(Source data)
....

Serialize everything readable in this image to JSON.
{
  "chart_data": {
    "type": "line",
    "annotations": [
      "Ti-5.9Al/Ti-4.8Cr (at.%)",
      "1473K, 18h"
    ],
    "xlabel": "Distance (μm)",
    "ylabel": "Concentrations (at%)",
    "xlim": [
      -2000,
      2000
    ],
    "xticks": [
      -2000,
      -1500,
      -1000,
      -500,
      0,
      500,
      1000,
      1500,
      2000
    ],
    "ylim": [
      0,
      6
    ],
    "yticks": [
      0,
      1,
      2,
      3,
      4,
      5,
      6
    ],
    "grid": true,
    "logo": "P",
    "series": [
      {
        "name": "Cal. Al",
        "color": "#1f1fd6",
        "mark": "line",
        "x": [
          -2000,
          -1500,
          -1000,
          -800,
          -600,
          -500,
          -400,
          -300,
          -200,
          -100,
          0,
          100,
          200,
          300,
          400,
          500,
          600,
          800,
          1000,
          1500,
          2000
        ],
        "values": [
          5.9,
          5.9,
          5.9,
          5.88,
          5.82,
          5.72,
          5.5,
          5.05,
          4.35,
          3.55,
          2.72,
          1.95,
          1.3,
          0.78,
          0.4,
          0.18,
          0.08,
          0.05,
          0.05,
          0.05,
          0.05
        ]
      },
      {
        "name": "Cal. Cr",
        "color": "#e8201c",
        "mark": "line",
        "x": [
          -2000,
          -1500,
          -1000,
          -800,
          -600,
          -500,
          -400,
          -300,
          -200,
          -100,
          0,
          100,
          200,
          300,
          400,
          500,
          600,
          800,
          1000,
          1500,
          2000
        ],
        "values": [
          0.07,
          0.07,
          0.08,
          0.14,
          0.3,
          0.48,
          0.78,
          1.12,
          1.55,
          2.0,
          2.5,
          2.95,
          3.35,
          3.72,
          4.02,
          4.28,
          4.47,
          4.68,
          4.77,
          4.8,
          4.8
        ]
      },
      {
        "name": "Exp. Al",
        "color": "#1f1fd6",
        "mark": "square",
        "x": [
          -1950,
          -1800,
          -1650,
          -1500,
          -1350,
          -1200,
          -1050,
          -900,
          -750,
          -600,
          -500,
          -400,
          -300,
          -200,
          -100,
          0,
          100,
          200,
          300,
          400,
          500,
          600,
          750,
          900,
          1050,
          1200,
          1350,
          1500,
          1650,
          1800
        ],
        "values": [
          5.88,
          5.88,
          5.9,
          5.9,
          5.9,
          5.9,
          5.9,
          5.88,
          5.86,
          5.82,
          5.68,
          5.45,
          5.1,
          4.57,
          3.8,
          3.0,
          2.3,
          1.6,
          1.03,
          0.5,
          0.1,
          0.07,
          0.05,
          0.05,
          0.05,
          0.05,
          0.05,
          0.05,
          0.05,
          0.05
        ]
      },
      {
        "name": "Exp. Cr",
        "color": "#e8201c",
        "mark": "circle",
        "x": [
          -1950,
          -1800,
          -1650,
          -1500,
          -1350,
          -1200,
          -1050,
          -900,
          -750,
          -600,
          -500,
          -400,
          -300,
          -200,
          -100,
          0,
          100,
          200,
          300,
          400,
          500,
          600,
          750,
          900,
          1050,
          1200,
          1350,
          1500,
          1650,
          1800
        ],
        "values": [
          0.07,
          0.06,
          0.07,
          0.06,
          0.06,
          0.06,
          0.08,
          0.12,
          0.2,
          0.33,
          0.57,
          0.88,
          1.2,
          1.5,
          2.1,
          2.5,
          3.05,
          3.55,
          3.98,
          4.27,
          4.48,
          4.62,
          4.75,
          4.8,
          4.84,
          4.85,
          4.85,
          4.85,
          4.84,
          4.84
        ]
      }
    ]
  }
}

....

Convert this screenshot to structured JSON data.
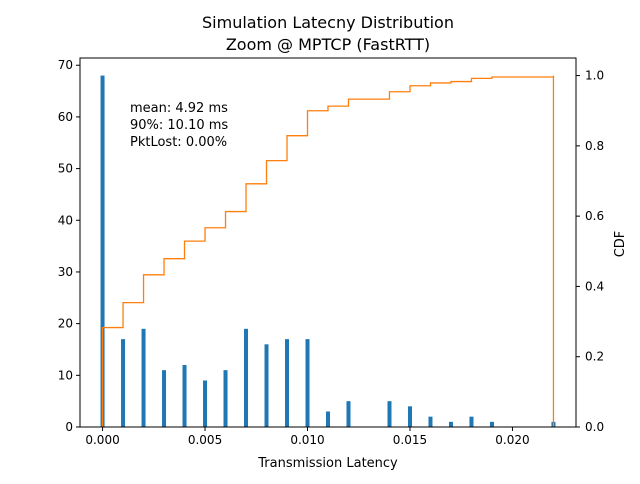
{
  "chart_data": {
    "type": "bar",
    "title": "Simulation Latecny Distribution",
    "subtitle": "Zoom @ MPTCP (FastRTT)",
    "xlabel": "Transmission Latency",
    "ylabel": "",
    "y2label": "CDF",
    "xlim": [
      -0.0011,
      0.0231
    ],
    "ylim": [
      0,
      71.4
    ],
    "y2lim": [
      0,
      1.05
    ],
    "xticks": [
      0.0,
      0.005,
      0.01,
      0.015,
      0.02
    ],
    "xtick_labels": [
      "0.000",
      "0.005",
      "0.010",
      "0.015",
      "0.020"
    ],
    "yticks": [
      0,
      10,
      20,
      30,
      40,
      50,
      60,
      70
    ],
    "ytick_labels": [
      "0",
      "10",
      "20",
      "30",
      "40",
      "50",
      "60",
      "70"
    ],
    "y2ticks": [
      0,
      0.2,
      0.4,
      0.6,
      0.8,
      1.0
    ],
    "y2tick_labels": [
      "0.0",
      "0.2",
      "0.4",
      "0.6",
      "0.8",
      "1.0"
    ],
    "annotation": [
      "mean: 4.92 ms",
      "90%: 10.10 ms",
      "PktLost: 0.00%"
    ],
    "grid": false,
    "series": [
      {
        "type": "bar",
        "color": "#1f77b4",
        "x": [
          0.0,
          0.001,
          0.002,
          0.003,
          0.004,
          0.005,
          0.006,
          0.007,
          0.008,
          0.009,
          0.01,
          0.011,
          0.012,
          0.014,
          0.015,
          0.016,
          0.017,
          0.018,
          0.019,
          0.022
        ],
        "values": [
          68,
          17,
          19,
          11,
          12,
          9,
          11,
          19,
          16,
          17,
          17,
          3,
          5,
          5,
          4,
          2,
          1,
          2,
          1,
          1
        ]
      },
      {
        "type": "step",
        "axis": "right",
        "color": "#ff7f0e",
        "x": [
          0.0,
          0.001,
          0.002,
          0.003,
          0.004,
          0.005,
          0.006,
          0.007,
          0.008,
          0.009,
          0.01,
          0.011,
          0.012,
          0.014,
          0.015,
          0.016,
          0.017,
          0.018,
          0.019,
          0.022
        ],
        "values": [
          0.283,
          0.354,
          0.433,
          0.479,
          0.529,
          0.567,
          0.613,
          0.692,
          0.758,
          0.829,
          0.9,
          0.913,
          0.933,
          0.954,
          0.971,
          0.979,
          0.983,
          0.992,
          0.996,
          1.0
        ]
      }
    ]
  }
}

....

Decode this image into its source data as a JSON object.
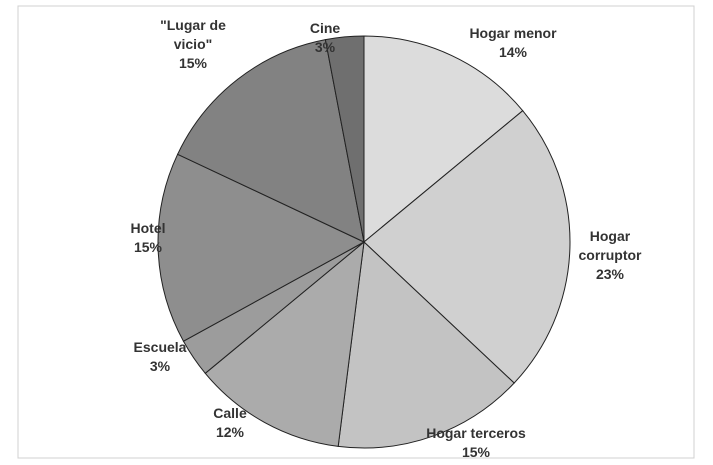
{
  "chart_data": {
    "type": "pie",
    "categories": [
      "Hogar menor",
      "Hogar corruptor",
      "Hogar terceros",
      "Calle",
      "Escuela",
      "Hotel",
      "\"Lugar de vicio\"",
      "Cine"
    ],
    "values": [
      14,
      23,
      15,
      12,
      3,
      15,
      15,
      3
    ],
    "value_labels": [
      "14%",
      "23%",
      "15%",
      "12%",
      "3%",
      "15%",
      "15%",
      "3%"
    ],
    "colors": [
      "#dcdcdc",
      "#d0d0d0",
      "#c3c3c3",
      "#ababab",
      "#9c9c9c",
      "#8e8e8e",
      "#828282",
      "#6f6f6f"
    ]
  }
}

....

**Exercise brief**
Determine the number of lines in the listing that contain the string "name". Write that number and nothing else.

**Expected output**
4